[begin RECORD SET]

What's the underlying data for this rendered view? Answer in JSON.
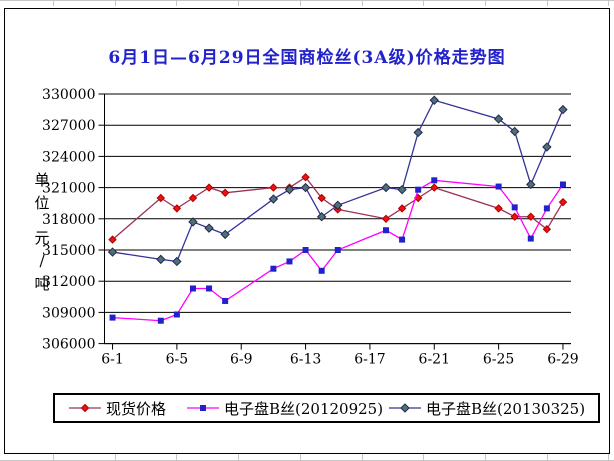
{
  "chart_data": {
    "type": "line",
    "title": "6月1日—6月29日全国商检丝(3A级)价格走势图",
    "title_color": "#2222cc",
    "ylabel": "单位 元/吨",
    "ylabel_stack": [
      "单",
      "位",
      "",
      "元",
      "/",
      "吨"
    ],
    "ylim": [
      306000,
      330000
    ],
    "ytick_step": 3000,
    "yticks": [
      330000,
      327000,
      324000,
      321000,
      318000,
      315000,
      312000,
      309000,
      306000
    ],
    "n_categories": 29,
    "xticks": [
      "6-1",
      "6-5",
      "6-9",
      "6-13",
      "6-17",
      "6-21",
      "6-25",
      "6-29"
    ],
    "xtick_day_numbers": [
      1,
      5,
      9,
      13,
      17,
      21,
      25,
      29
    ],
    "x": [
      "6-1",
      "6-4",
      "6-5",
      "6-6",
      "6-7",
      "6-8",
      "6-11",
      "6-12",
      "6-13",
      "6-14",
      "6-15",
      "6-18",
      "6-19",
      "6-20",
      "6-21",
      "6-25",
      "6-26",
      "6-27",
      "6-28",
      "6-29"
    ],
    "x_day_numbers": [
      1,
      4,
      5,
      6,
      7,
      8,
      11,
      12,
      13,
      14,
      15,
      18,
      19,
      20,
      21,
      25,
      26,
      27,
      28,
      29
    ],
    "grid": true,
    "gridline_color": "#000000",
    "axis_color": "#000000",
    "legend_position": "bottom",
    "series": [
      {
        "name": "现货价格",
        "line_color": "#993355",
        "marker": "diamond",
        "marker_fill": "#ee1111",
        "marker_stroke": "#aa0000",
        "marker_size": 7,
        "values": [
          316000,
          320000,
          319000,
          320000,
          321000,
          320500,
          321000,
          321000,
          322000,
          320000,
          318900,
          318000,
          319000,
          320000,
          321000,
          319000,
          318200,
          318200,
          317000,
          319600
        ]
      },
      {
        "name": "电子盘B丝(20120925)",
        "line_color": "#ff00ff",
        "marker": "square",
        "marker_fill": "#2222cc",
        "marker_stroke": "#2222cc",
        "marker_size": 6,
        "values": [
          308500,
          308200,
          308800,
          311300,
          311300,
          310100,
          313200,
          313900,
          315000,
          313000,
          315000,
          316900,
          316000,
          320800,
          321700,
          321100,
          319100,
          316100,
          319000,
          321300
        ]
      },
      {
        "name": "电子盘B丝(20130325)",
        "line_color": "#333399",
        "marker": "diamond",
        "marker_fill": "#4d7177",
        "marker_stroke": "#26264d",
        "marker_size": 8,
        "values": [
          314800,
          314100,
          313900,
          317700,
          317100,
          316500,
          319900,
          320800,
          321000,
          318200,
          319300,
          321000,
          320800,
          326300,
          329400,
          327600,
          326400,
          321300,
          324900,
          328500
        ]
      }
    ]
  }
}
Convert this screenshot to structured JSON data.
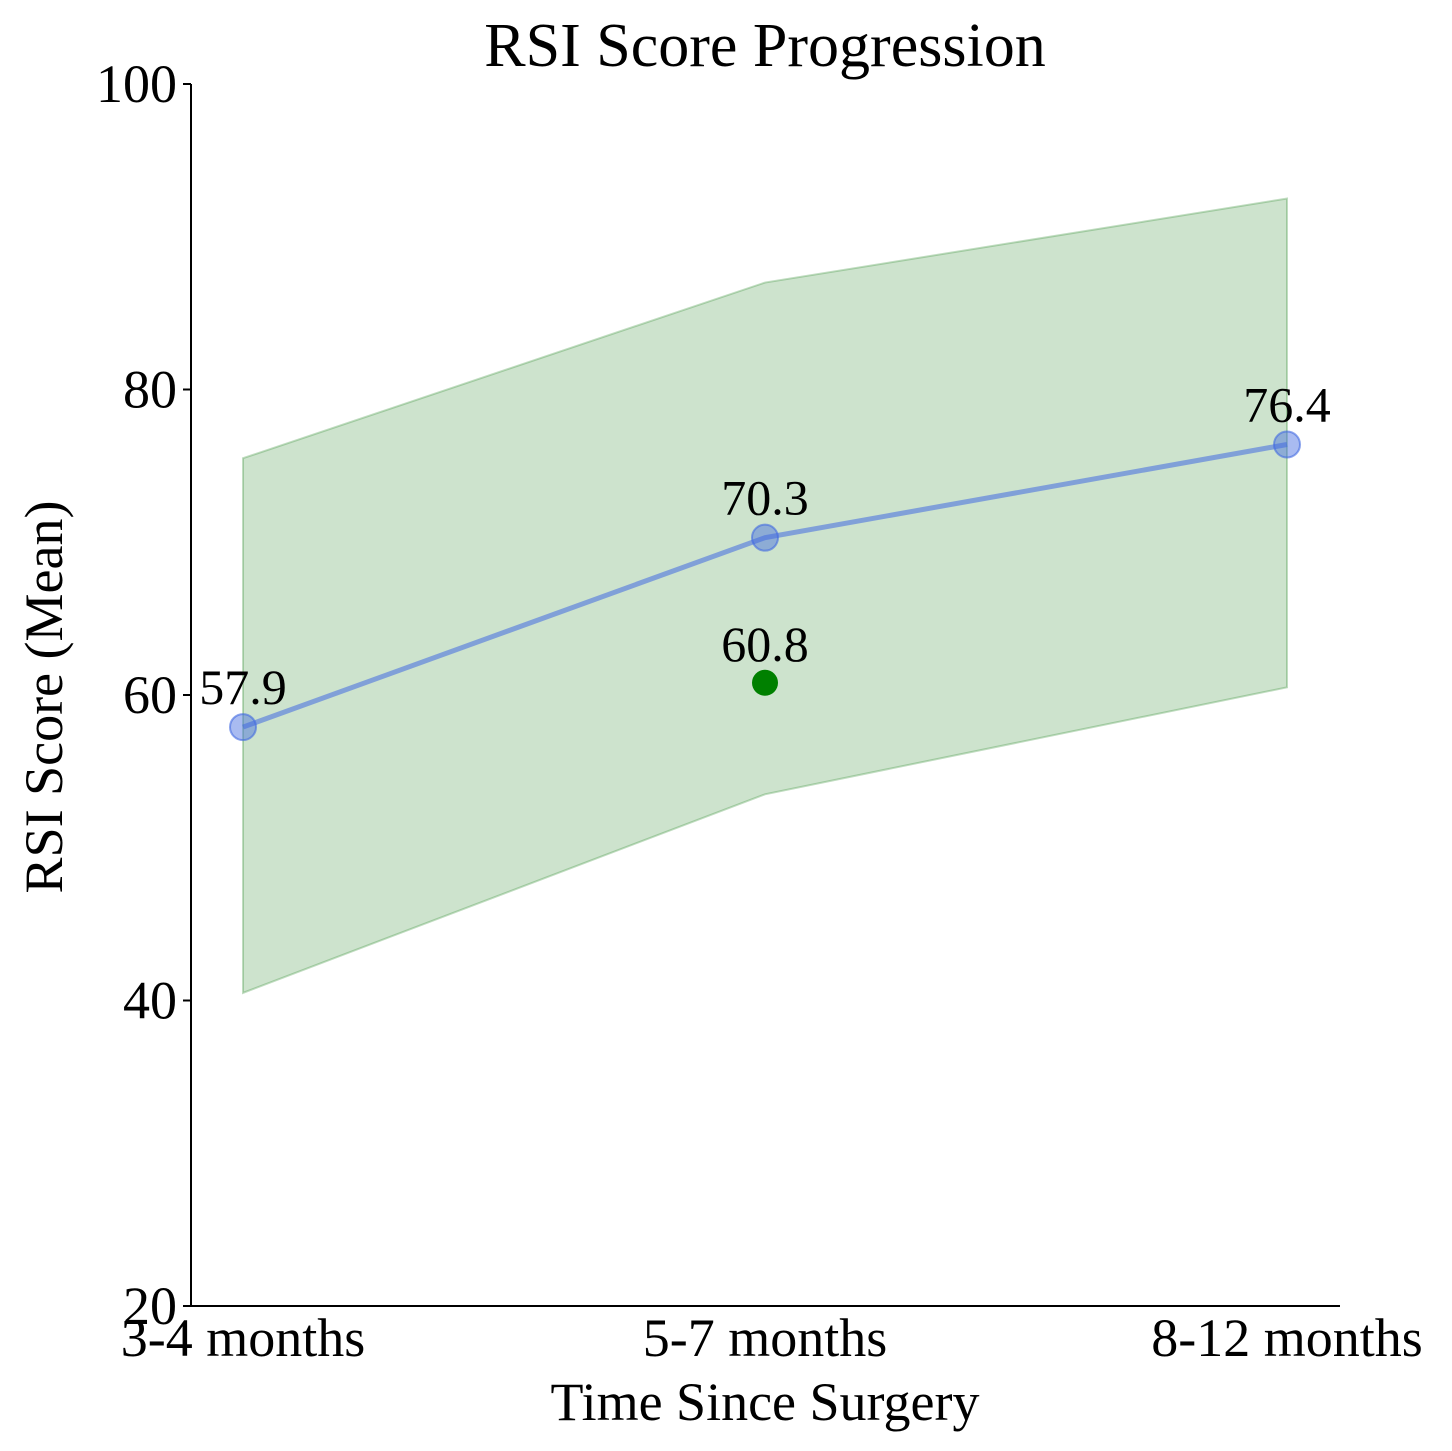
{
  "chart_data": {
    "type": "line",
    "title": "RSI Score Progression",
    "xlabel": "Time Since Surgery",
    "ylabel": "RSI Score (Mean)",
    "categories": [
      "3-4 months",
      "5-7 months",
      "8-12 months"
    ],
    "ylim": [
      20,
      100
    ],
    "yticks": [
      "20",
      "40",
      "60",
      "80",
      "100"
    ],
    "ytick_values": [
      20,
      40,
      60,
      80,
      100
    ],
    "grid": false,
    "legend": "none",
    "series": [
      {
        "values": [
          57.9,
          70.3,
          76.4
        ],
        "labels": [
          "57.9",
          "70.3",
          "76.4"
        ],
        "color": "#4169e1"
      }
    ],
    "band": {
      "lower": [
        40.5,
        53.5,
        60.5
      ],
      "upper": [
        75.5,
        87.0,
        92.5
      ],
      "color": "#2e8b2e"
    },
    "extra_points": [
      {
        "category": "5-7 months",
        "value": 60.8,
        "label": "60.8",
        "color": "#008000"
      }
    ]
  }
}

[end RECORD SET]

# [INSTRUCTIONS TO FOLLOW]
For the listing above, identify each line bearing "name".

# [RESPONSE FOR THIS EXERCISE]
        "name": "现货价格",
        "name": "电子盘B丝(20120925)",
        "name": "电子盘B丝(20130325)",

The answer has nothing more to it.